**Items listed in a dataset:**
Begin
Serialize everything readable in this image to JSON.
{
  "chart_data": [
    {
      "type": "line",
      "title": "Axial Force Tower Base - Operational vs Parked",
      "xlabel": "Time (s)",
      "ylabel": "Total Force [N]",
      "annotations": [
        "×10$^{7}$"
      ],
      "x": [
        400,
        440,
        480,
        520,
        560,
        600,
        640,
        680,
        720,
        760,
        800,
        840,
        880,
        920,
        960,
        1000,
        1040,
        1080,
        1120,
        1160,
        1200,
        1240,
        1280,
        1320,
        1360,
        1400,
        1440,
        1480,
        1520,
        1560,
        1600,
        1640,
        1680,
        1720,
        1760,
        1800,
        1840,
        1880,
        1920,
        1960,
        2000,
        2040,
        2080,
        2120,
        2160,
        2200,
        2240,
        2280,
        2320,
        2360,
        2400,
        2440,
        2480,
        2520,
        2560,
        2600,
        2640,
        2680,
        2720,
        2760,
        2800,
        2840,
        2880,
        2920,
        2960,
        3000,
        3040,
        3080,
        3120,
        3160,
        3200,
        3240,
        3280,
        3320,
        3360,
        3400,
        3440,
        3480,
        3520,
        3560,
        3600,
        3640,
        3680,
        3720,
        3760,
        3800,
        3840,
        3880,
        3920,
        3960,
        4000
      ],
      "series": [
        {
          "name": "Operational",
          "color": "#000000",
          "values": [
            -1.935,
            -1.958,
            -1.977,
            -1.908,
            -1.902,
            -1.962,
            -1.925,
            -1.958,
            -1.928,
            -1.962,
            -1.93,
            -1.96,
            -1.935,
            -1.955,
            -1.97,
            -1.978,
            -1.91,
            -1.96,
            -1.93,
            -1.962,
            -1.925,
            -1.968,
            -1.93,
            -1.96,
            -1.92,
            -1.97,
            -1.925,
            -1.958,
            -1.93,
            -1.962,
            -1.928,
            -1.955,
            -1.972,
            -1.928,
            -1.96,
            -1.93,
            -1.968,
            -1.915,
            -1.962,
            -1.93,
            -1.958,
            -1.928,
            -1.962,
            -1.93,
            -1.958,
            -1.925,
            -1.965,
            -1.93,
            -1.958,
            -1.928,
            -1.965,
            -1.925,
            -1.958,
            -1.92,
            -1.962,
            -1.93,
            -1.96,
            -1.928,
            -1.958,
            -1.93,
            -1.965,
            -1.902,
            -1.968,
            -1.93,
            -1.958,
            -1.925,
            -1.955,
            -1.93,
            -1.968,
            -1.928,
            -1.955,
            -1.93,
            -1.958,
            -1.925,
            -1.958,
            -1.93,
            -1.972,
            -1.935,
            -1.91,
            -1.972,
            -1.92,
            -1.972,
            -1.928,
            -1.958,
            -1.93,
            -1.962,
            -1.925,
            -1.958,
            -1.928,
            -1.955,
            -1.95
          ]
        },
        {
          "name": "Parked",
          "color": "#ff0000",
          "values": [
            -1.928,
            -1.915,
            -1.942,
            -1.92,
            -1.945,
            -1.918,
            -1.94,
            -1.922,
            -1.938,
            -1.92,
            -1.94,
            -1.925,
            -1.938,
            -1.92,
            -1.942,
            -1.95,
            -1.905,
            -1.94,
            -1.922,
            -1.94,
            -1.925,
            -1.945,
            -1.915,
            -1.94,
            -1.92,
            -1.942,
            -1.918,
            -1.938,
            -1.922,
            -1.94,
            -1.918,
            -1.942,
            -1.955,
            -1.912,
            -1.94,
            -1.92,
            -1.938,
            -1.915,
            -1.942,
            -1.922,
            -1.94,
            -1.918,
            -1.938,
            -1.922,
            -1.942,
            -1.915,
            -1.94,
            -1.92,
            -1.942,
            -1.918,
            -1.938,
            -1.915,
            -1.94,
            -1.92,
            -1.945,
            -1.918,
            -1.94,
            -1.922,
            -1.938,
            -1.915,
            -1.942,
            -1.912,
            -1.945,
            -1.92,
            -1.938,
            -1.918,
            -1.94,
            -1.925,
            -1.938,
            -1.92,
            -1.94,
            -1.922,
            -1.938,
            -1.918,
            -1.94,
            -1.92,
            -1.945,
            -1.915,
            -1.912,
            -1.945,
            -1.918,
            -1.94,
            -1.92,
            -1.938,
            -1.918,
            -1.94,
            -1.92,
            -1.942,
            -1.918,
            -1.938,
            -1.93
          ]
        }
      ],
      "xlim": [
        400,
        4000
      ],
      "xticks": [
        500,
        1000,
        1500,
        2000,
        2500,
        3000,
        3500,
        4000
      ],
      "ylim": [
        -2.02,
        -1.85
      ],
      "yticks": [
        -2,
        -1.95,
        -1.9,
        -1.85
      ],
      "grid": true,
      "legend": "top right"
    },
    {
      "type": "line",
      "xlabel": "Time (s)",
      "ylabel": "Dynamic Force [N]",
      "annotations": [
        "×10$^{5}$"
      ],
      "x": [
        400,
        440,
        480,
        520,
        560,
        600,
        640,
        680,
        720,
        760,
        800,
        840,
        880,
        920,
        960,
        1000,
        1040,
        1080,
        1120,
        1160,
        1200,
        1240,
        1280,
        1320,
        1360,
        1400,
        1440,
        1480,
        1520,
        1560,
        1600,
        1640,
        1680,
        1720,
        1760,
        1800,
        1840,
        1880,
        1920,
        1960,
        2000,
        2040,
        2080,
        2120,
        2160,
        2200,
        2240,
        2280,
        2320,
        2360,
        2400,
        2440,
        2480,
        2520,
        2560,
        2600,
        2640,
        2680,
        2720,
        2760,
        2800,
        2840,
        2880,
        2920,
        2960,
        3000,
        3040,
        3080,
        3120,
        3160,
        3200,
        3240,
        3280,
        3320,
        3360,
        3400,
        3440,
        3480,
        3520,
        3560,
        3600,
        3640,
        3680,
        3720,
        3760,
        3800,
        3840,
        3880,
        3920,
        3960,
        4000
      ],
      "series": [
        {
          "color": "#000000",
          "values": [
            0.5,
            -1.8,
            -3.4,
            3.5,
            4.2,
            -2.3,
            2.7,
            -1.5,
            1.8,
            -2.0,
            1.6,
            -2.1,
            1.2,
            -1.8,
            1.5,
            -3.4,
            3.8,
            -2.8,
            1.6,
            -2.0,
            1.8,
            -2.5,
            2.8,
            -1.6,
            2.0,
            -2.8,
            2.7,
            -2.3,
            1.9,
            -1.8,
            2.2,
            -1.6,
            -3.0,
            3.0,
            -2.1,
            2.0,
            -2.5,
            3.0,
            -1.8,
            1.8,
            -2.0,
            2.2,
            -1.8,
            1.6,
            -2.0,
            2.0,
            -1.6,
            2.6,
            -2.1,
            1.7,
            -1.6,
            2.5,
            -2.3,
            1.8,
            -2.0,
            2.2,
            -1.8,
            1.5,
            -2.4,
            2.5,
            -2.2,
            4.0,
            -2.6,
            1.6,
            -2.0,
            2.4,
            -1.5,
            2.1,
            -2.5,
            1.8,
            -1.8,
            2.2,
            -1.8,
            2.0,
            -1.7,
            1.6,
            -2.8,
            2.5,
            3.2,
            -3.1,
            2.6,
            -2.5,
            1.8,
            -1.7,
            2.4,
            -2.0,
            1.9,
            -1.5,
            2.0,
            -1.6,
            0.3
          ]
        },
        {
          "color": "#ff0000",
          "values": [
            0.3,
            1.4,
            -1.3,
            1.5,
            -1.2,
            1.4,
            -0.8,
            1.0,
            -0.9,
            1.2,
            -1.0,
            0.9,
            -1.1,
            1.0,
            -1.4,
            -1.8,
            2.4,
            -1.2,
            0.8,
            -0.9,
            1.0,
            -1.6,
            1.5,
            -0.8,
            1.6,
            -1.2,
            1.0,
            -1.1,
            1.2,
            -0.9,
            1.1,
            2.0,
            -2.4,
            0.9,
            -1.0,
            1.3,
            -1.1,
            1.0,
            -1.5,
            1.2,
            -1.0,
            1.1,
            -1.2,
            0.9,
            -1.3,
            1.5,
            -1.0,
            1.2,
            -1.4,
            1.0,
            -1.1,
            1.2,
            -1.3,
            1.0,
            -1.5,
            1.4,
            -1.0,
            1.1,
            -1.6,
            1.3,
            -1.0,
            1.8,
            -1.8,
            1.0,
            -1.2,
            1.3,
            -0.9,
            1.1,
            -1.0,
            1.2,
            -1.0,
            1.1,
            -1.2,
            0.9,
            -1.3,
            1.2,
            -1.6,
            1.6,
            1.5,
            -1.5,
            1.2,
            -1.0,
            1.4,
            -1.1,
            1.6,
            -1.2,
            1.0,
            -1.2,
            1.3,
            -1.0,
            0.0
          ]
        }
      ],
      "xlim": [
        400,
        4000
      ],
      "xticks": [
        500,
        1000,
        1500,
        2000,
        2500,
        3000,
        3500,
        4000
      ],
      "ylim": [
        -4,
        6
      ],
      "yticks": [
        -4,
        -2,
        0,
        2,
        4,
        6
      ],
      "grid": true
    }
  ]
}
End
**INSTRUCTIONS TO FOLLOW:** Show each line holding the word "Operational".

**FINAL ANSWER:**
      "title": "Axial Force Tower Base - Operational vs Parked",
          "name": "Operational",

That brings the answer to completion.